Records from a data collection
/---

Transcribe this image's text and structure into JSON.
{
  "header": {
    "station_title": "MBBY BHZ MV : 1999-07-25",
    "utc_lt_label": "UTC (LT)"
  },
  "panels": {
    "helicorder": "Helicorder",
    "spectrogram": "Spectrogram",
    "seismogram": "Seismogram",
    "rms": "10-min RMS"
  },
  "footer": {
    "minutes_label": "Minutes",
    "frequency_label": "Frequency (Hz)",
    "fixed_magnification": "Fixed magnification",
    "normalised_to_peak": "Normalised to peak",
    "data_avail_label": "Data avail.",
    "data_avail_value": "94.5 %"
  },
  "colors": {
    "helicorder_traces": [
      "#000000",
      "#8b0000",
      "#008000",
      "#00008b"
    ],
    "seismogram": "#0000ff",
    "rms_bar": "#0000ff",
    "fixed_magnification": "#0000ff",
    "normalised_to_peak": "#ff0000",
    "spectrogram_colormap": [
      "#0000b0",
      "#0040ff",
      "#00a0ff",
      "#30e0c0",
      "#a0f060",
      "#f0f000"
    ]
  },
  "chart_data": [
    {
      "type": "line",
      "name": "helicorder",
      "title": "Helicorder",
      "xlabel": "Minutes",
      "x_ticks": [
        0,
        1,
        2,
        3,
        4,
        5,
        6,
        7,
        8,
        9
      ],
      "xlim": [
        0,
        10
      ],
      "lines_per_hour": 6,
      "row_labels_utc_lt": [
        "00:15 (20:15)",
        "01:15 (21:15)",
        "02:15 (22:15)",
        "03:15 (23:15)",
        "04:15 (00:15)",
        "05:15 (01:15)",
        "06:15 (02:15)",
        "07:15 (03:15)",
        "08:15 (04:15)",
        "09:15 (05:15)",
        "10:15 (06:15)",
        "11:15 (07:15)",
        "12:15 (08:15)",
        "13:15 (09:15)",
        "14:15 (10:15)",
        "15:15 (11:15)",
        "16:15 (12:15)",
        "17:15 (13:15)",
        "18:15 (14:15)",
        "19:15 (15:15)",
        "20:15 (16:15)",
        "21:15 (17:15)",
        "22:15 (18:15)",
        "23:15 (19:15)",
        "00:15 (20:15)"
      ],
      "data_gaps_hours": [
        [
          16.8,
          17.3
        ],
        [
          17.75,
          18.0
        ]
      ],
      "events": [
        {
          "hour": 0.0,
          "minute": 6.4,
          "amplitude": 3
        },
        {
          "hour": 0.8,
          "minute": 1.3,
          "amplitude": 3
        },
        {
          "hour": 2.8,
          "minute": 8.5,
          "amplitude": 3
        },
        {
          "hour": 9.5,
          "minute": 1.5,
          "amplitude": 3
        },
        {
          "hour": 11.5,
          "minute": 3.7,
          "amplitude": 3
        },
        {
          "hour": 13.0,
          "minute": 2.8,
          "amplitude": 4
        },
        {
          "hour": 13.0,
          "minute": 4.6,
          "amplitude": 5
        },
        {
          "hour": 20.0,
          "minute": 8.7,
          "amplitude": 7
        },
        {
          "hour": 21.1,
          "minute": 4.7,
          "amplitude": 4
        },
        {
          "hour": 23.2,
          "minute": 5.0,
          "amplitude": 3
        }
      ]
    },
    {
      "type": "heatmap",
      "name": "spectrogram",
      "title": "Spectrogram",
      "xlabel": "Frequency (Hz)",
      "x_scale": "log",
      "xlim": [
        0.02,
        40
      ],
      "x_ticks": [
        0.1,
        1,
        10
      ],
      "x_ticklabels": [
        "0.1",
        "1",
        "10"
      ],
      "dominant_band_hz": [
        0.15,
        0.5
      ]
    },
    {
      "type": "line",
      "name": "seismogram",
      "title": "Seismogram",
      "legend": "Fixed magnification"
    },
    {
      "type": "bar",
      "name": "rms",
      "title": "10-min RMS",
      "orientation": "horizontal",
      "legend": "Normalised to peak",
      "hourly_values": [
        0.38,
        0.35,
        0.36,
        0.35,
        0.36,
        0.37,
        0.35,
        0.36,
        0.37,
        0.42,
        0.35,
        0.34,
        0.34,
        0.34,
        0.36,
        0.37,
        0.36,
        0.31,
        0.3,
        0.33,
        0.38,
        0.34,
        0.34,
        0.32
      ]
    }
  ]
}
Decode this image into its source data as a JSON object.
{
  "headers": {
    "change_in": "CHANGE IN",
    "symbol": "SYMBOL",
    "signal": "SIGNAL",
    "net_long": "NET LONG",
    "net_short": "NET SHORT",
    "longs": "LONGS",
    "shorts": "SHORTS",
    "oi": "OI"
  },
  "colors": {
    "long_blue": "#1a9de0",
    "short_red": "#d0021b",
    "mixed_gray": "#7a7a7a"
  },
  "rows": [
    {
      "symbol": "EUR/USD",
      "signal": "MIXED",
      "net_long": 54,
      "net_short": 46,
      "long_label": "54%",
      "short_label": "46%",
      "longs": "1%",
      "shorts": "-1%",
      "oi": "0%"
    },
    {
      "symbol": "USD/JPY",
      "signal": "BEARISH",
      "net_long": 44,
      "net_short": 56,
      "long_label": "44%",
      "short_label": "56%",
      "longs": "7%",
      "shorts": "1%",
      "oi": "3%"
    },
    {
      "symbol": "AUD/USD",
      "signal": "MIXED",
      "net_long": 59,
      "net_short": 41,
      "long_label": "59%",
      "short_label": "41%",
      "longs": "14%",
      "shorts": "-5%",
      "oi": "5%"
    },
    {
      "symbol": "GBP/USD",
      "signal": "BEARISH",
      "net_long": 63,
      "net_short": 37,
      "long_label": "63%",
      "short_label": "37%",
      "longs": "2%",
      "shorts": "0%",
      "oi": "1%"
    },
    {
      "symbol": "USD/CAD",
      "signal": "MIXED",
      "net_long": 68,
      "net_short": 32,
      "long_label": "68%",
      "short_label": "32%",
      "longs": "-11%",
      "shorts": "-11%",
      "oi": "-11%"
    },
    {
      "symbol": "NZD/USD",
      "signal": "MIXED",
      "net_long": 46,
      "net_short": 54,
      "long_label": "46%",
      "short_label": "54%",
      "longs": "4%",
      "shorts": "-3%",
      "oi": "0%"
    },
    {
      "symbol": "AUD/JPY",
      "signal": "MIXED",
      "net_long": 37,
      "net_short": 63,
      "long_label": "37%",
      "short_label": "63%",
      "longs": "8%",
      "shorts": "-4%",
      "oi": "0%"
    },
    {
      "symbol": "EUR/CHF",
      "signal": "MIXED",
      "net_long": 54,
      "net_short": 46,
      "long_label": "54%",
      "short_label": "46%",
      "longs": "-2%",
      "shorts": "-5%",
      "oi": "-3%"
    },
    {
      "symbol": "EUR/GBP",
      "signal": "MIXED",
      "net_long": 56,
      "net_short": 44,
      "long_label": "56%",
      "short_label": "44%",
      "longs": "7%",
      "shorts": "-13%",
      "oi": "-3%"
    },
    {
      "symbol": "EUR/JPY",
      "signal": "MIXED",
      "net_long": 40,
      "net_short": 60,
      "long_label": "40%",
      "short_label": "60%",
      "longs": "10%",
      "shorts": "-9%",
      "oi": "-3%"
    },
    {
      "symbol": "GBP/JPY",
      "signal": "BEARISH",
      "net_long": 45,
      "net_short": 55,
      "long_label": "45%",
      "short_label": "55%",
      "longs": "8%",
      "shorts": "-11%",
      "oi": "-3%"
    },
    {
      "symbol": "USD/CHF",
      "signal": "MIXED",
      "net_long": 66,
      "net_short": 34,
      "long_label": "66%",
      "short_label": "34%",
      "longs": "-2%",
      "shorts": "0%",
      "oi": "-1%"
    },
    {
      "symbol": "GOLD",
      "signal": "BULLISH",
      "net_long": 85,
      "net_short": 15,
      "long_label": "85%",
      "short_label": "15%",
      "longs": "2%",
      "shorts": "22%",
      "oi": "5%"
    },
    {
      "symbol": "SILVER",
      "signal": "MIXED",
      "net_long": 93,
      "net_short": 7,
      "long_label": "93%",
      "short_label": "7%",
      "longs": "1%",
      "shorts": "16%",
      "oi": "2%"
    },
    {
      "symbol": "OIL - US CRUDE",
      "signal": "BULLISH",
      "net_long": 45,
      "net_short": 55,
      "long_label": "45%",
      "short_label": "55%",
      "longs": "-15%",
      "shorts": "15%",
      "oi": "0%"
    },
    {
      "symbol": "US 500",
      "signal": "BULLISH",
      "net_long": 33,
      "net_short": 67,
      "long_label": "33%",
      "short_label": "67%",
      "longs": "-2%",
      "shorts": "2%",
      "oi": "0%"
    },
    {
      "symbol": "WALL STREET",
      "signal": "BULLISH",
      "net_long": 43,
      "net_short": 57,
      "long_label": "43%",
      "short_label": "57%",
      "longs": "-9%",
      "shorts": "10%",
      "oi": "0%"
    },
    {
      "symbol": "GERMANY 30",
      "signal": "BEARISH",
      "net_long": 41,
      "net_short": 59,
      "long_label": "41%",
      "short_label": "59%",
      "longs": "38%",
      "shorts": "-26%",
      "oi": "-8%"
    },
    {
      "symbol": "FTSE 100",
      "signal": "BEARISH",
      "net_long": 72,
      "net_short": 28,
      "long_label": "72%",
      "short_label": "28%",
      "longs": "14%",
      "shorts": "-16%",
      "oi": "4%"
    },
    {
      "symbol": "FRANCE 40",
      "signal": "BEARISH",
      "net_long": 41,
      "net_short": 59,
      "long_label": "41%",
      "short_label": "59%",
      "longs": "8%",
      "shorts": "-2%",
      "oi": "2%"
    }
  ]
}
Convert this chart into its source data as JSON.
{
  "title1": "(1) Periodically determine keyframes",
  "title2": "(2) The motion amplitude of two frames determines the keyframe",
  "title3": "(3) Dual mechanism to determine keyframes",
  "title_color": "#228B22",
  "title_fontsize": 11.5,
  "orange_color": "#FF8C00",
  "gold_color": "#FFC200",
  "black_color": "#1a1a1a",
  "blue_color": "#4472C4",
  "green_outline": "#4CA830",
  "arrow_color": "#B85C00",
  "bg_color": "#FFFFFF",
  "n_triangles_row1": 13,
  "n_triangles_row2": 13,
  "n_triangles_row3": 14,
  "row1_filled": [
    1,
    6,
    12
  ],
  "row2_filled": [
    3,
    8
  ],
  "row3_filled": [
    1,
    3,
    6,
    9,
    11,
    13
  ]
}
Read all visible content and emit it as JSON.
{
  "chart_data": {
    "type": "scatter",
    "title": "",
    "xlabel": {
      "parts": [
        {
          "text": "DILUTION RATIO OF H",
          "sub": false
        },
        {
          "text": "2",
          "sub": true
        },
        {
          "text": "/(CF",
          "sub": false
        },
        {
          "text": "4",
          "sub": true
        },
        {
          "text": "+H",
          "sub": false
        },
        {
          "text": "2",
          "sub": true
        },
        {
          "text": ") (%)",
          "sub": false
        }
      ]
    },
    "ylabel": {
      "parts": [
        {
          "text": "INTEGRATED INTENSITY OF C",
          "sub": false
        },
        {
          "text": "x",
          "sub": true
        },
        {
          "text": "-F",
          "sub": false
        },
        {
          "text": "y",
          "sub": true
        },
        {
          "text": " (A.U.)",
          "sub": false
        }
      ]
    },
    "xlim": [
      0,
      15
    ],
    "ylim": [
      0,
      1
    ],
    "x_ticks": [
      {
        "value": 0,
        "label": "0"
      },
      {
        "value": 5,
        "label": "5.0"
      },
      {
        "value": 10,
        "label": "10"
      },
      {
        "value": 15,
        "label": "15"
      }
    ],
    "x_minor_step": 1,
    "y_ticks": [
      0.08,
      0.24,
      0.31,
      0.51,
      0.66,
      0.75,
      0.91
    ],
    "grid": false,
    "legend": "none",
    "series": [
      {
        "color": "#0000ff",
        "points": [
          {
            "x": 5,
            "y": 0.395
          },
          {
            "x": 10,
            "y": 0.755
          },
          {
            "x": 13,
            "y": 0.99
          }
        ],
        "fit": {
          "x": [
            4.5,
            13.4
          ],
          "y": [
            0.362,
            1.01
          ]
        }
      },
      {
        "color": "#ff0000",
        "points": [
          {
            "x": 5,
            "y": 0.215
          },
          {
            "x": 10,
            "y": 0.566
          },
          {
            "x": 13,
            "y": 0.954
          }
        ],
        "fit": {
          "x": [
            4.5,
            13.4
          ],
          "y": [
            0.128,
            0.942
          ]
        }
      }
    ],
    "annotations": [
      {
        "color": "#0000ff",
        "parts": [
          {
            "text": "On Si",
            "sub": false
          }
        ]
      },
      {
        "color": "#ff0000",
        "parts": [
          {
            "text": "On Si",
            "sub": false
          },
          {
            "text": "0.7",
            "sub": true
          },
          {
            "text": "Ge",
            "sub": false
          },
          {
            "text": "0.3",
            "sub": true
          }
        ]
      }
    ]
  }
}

\---

▶ **What this task involves**:
In the records above, locate the lines holding the word "source". Copy each of them.

▶ **Output of the task**:
Decode this image into its source data as a JSON object.
Convert this chart into its source data as JSON.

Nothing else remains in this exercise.